* **STATED PROBLEM**:
Exclude the pictures, then copy all remaining records exactly.

* **DATA PROVIDED**:

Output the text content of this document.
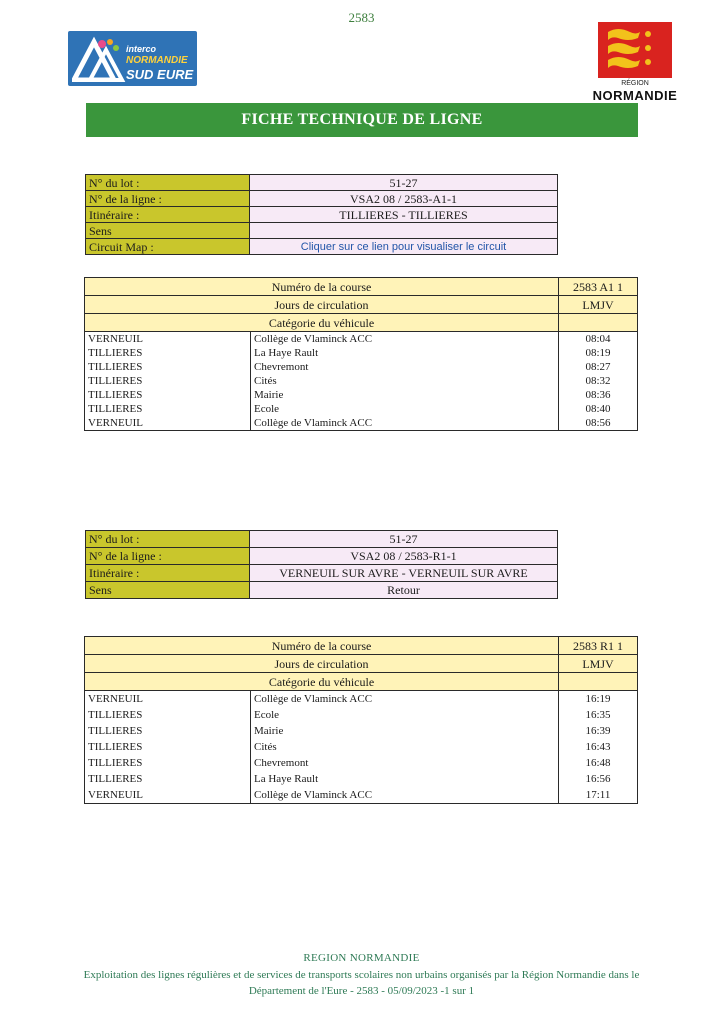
2583
interco
NORMANDIE
SUD EURE
RÉGION
NORMANDIE
FICHE TECHNIQUE DE LIGNE
N° du lot :	51-27
N° de la ligne :	VSA2 08 / 2583-A1-1
Itinéraire :	TILLIERES - TILLIERES
Sens	
Circuit Map :	Cliquer sur ce lien pour visualiser le circuit
Numéro de la course		2583 A1 1
Jours de circulation		LMJV
Catégorie du véhicule		
VERNEUIL	Collège de Vlaminck ACC	08:04
TILLIERES	La Haye Rault	08:19
TILLIERES	Chevremont	08:27
TILLIERES	Cités	08:32
TILLIERES	Mairie	08:36
TILLIERES	Ecole	08:40
VERNEUIL	Collège de Vlaminck ACC	08:56
N° du lot :	51-27
N° de la ligne :	VSA2 08 / 2583-R1-1
Itinéraire :	VERNEUIL SUR AVRE - VERNEUIL SUR AVRE
Sens	Retour
Numéro de la course		2583 R1 1
Jours de circulation		LMJV
Catégorie du véhicule		
VERNEUIL	Collège de Vlaminck ACC	16:19
TILLIERES	Ecole	16:35
TILLIERES	Mairie	16:39
TILLIERES	Cités	16:43
TILLIERES	Chevremont	16:48
TILLIERES	La Haye Rault	16:56
VERNEUIL	Collège de Vlaminck ACC	17:11
REGION NORMANDIE
Exploitation des lignes régulières et de services de transports scolaires non urbains organisés par la Région Normandie dans le
Département de l'Eure - 2583 - 05/09/2023 -1 sur 1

* **ANSWER TO THIS PROBLEM**:
Output the text content of this document.
2583
interco
NORMANDIE
SUD EURE
RÉGION
NORMANDIE
FICHE TECHNIQUE DE LIGNE
N° du lot :	51-27
N° de la ligne :	VSA2 08 / 2583-A1-1
Itinéraire :	TILLIERES - TILLIERES
Sens	
Circuit Map :	Cliquer sur ce lien pour visualiser le circuit
Numéro de la course		2583 A1 1
Jours de circulation		LMJV
Catégorie du véhicule		
VERNEUIL	Collège de Vlaminck ACC	08:04
TILLIERES	La Haye Rault	08:19
TILLIERES	Chevremont	08:27
TILLIERES	Cités	08:32
TILLIERES	Mairie	08:36
TILLIERES	Ecole	08:40
VERNEUIL	Collège de Vlaminck ACC	08:56
N° du lot :	51-27
N° de la ligne :	VSA2 08 / 2583-R1-1
Itinéraire :	VERNEUIL SUR AVRE - VERNEUIL SUR AVRE
Sens	Retour
Numéro de la course		2583 R1 1
Jours de circulation		LMJV
Catégorie du véhicule		
VERNEUIL	Collège de Vlaminck ACC	16:19
TILLIERES	Ecole	16:35
TILLIERES	Mairie	16:39
TILLIERES	Cités	16:43
TILLIERES	Chevremont	16:48
TILLIERES	La Haye Rault	16:56
VERNEUIL	Collège de Vlaminck ACC	17:11
REGION NORMANDIE
Exploitation des lignes régulières et de services de transports scolaires non urbains organisés par la Région Normandie dans le
Département de l'Eure - 2583 - 05/09/2023 -1 sur 1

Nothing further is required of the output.